▶ **PROBLEM TO WORK ON**
Only the number is wanted: how many lines contain the string "screenshot"?

▶ **DATA ENTRIES**
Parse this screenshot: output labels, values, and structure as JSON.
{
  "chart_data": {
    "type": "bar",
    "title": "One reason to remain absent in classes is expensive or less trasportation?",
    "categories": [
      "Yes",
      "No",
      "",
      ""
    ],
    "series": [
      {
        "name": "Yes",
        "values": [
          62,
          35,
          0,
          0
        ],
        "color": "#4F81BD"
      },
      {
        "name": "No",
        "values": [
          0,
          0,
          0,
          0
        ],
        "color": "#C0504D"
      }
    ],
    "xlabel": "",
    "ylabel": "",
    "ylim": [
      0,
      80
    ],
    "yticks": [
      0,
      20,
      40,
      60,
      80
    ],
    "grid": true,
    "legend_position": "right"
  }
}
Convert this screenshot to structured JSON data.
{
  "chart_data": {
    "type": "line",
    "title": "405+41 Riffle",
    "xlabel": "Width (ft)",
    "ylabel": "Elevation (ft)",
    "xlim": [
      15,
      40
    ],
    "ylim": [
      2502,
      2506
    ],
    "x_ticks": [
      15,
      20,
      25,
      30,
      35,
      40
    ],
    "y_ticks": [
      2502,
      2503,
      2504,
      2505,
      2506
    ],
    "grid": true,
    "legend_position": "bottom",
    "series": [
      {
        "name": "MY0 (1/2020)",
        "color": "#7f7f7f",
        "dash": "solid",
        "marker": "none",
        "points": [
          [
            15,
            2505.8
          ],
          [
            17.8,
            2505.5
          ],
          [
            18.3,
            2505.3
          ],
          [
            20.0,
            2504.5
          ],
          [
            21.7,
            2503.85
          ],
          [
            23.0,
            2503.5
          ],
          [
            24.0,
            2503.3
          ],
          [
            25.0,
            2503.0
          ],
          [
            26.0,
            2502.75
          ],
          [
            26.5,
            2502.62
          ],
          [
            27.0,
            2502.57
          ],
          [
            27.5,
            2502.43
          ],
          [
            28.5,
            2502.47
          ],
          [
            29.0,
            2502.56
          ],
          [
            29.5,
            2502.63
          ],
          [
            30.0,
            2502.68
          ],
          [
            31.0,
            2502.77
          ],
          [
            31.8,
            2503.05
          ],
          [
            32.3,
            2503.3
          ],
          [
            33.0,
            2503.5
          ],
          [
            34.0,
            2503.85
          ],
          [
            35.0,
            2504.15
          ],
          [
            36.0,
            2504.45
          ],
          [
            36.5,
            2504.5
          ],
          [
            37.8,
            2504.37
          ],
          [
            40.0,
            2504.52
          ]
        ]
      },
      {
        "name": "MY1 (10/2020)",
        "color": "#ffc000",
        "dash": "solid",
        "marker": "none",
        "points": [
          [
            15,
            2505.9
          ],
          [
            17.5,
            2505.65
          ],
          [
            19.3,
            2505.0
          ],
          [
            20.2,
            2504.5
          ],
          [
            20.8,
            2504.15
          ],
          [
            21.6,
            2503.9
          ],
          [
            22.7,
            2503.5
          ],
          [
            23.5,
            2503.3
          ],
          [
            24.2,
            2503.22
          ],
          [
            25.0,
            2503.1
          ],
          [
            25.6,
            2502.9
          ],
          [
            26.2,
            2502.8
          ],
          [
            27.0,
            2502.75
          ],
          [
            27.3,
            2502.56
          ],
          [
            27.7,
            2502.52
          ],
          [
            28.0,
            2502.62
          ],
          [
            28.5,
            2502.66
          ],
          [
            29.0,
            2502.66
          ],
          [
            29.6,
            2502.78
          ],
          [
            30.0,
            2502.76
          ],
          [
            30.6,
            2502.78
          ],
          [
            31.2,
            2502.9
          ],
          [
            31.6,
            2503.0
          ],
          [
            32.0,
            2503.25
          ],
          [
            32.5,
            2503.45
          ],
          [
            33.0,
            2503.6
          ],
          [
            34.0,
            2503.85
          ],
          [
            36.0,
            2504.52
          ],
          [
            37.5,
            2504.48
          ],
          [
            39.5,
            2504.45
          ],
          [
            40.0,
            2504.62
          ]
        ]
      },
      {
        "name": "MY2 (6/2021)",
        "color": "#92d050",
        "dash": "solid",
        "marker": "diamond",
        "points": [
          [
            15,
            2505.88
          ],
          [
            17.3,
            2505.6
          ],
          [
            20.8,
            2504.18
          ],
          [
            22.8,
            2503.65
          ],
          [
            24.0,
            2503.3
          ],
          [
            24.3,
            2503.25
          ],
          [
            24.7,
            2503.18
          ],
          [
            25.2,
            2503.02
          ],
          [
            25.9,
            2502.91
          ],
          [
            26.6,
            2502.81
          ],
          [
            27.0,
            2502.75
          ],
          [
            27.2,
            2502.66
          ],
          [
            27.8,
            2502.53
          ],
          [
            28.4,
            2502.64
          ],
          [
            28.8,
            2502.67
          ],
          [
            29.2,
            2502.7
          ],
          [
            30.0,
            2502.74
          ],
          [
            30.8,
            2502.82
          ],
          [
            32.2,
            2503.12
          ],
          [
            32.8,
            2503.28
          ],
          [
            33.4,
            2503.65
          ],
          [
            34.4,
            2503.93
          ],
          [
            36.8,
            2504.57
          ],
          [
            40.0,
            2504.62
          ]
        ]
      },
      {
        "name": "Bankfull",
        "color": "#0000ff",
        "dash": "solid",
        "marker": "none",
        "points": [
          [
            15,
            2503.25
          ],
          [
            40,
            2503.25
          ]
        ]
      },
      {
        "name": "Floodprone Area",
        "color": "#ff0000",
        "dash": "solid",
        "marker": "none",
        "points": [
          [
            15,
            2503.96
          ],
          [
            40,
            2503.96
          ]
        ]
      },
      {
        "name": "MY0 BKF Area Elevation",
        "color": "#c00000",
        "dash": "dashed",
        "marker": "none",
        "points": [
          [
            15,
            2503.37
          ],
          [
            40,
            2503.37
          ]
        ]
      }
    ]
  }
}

▶ **THE COMPLETED TASK**
2